Stated exercise
Within the records that follow, find every line containing the string "представлять". Copy those lines.

Given records
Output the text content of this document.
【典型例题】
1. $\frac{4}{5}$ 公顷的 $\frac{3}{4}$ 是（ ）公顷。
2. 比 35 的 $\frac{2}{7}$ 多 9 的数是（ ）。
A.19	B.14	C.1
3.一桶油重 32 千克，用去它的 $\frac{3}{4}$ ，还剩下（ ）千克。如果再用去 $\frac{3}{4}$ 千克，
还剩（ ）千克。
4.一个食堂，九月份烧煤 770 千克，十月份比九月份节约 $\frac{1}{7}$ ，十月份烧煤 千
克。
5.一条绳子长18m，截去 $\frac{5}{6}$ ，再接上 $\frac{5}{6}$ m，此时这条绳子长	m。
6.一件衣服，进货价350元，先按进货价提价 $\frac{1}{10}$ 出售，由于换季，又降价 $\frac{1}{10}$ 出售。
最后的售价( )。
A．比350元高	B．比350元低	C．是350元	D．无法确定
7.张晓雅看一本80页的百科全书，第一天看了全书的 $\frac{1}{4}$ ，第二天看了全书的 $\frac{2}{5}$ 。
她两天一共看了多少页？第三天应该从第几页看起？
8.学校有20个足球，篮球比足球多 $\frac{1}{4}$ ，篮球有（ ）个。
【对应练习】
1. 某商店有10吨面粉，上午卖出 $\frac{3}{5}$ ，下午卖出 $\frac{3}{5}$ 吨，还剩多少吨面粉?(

---

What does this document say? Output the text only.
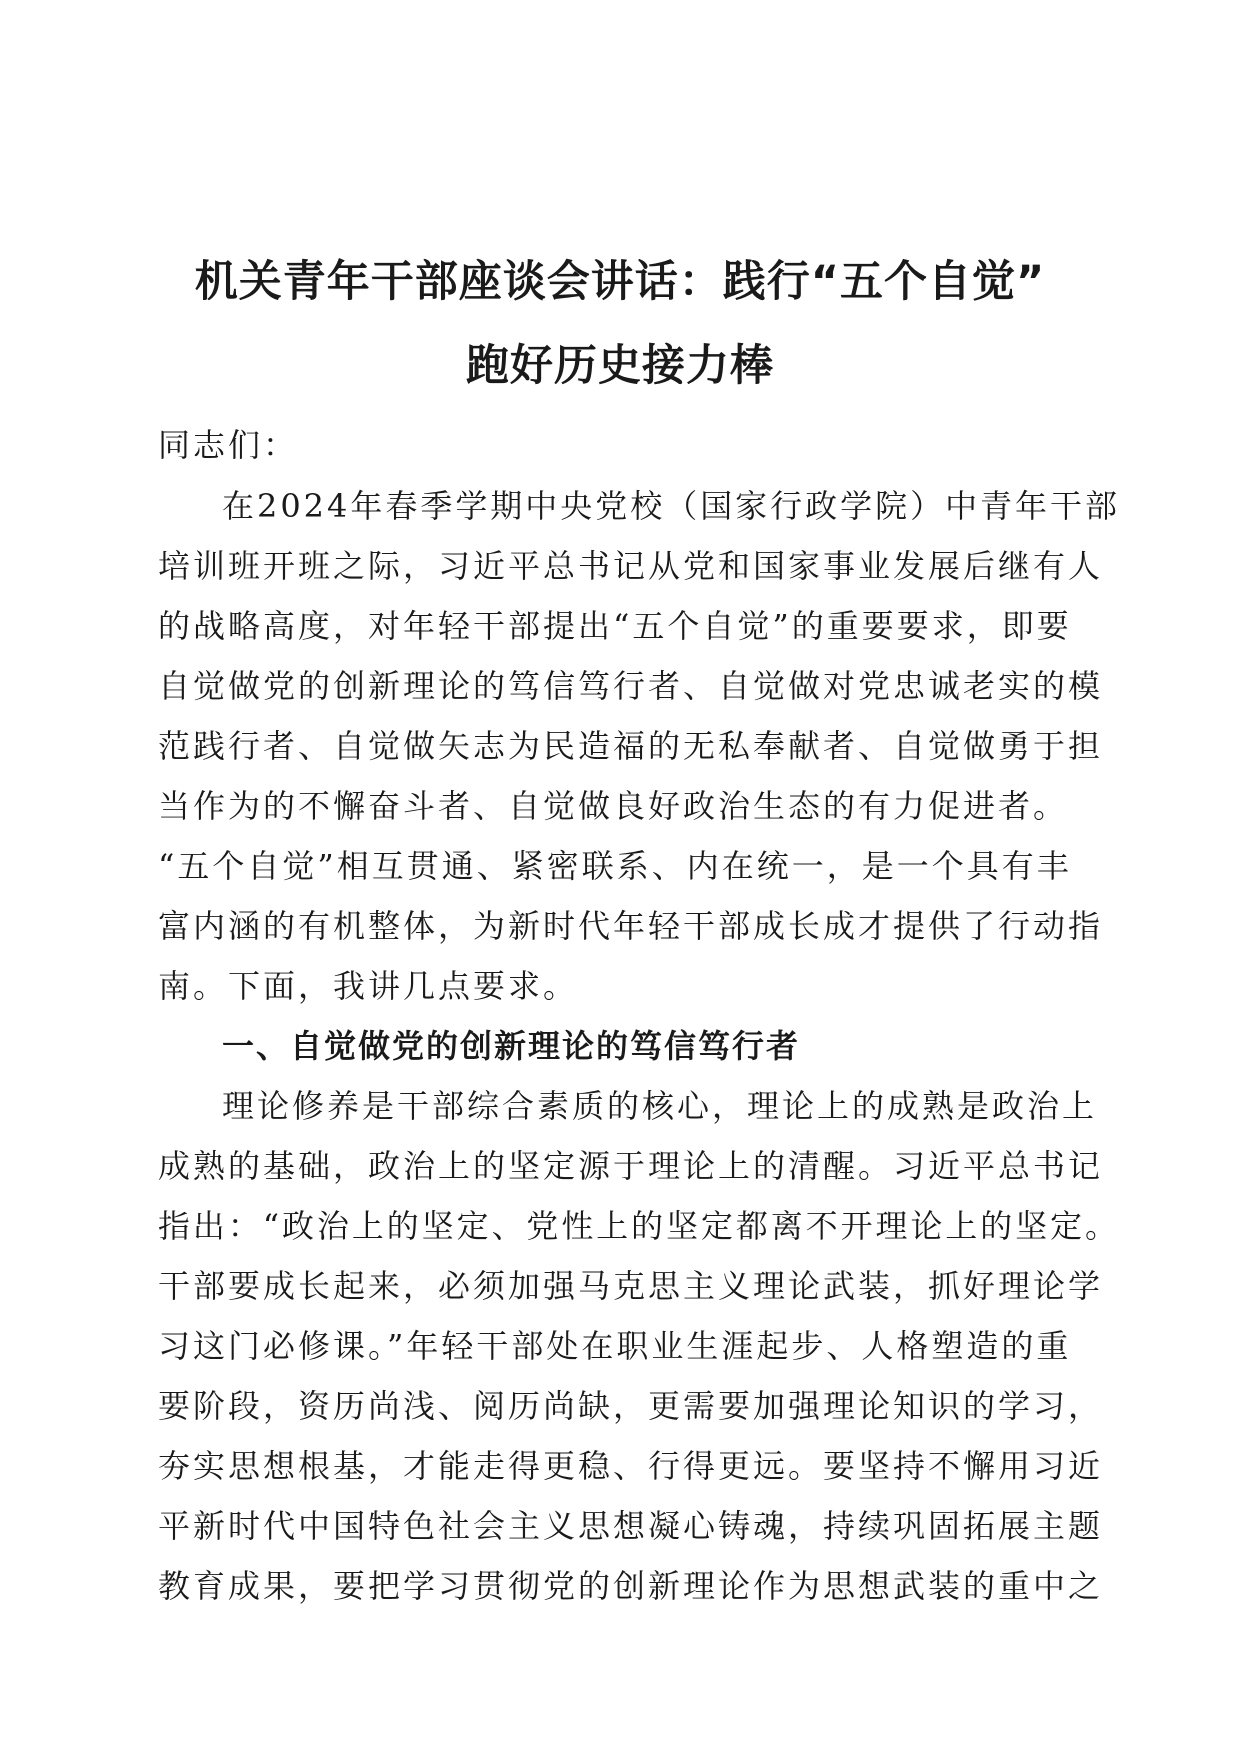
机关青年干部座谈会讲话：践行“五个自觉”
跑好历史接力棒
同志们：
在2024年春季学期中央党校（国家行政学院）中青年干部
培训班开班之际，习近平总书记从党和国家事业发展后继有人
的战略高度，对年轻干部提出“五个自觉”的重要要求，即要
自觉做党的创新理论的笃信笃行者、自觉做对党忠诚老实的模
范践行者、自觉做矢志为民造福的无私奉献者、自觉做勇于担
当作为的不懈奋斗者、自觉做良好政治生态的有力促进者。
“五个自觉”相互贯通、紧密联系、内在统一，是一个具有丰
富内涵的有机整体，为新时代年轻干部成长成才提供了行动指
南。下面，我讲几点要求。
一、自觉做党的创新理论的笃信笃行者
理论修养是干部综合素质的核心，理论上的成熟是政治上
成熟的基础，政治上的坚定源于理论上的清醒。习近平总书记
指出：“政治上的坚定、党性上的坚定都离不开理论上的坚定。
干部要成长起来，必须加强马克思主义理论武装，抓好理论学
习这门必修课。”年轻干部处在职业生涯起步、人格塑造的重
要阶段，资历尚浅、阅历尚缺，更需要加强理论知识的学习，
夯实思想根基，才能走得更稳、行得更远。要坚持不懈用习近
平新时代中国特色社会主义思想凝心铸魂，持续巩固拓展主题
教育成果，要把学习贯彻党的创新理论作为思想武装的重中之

---

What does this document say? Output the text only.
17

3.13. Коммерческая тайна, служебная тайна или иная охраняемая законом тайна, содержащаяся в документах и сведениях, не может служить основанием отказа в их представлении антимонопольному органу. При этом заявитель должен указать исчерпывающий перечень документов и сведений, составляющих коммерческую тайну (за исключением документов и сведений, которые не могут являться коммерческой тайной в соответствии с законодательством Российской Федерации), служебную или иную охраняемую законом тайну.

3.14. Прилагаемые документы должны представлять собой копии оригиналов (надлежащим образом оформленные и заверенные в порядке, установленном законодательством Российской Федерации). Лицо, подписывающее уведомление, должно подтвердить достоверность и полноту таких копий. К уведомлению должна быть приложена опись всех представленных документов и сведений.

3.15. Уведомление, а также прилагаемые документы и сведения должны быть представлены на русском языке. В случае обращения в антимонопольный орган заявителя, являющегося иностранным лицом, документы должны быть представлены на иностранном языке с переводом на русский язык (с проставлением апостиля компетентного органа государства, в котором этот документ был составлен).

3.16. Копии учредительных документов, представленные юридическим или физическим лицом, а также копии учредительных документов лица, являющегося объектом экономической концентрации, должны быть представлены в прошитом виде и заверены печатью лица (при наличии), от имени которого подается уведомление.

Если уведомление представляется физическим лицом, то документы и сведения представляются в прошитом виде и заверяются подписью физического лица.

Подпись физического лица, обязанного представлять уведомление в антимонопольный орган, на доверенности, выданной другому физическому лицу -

Problem solution
3.14. Прилагаемые документы должны представлять собой копии оригиналов (надлежащим образом оформленные и заверенные в порядке, установленном законодательством Российской Федерации). Лицо, подписывающее уведомление, должно подтвердить достоверность и полноту таких копий. К уведомлению должна быть приложена опись всех представленных документов и сведений.
Подпись физического лица, обязанного представлять уведомление в антимонопольный орган, на доверенности, выданной другому физическому лицу -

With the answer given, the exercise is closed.